What is the count of lines that hold the word "mean"? Give only the number.

■ **GIVEN INFORMATION**:
»»

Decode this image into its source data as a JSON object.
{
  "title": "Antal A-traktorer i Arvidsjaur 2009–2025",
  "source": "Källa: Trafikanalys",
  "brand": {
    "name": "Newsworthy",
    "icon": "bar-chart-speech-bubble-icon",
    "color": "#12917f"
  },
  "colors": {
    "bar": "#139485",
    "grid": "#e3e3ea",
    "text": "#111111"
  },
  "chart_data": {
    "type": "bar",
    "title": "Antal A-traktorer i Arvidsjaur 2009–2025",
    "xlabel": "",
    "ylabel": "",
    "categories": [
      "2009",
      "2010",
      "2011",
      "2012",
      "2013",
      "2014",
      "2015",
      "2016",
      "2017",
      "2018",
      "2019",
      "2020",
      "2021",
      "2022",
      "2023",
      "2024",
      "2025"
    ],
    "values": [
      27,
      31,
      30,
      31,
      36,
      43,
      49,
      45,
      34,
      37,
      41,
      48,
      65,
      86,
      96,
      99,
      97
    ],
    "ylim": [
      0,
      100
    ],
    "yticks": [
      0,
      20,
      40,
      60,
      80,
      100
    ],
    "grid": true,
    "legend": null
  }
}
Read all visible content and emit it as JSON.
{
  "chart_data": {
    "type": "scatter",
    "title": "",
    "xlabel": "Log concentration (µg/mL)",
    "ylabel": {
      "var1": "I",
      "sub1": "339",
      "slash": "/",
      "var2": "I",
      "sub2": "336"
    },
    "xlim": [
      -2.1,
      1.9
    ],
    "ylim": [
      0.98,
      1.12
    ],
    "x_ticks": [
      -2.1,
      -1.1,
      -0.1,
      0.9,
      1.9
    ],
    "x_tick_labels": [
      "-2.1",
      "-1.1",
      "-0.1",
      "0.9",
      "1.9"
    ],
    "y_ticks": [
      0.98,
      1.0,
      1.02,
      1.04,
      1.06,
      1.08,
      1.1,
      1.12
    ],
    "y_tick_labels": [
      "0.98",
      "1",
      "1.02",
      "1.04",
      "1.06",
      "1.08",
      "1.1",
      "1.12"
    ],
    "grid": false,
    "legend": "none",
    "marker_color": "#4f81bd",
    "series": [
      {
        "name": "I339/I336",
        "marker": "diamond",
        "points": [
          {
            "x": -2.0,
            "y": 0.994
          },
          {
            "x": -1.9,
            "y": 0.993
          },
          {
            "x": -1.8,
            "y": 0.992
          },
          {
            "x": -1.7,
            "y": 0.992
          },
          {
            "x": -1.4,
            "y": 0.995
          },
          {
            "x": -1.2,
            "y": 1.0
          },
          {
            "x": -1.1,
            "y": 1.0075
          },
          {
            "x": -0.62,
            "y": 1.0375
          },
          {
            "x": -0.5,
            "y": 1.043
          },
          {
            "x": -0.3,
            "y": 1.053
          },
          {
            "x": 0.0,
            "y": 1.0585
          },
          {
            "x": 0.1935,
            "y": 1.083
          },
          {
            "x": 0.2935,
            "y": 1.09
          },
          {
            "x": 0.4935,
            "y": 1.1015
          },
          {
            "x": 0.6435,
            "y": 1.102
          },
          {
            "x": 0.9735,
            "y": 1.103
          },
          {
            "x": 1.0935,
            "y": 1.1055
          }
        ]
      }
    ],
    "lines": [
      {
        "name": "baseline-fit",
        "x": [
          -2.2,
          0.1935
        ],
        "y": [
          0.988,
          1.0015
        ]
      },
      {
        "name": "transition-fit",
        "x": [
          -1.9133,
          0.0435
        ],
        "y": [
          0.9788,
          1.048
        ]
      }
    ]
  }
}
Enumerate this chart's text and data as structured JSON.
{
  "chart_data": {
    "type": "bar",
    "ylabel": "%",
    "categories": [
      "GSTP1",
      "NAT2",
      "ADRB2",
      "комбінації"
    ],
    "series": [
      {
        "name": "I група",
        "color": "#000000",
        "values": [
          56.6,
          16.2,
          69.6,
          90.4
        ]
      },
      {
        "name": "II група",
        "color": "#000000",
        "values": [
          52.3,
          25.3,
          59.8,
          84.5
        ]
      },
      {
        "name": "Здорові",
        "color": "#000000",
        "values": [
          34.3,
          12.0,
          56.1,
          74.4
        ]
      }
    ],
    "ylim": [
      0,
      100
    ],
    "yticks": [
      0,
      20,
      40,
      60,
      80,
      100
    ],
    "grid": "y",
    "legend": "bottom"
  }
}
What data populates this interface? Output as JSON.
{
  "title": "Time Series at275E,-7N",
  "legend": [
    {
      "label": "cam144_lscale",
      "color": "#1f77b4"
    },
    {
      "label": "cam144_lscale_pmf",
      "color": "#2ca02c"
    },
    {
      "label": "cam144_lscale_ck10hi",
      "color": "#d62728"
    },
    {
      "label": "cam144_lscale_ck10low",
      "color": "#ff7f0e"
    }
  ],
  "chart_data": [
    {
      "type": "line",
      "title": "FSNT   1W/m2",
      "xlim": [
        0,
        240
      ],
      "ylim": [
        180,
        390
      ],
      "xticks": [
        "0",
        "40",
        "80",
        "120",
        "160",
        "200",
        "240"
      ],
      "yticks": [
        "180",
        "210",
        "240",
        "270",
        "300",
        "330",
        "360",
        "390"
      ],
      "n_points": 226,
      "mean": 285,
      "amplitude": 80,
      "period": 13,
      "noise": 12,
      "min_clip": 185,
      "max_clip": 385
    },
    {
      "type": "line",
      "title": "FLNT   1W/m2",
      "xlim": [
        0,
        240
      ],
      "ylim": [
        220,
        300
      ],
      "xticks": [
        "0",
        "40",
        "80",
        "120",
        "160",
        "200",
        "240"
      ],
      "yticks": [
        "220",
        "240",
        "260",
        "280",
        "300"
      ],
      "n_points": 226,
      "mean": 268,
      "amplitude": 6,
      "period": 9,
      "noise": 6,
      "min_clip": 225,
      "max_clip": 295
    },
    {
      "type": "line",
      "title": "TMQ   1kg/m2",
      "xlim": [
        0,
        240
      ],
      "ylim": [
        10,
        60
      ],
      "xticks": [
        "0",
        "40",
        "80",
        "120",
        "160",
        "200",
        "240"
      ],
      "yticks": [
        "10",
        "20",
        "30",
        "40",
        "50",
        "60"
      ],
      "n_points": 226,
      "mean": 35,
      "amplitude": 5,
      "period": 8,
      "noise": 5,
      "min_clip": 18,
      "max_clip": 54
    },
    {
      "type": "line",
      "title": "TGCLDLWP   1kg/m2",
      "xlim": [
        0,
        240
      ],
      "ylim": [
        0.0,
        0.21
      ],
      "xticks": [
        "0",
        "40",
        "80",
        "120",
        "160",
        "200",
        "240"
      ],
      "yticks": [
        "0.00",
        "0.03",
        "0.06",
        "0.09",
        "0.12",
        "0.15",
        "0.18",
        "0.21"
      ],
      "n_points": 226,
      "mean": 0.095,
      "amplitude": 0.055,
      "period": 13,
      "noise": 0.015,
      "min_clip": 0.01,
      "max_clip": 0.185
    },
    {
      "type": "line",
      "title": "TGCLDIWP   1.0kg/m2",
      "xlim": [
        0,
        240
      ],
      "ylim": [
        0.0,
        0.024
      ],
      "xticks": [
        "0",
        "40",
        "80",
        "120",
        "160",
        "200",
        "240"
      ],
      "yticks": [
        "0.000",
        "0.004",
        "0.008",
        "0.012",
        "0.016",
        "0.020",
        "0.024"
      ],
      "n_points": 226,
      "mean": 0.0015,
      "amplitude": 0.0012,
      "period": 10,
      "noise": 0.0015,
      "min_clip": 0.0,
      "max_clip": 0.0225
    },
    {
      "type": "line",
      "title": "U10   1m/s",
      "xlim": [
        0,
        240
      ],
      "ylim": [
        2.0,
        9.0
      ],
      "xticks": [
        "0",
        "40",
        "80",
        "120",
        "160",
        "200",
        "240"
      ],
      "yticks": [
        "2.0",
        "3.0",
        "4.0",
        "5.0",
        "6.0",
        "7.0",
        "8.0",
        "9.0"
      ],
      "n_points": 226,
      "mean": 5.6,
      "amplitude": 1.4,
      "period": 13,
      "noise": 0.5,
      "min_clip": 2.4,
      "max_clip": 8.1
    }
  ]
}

««

■ **OUTPUT**: 6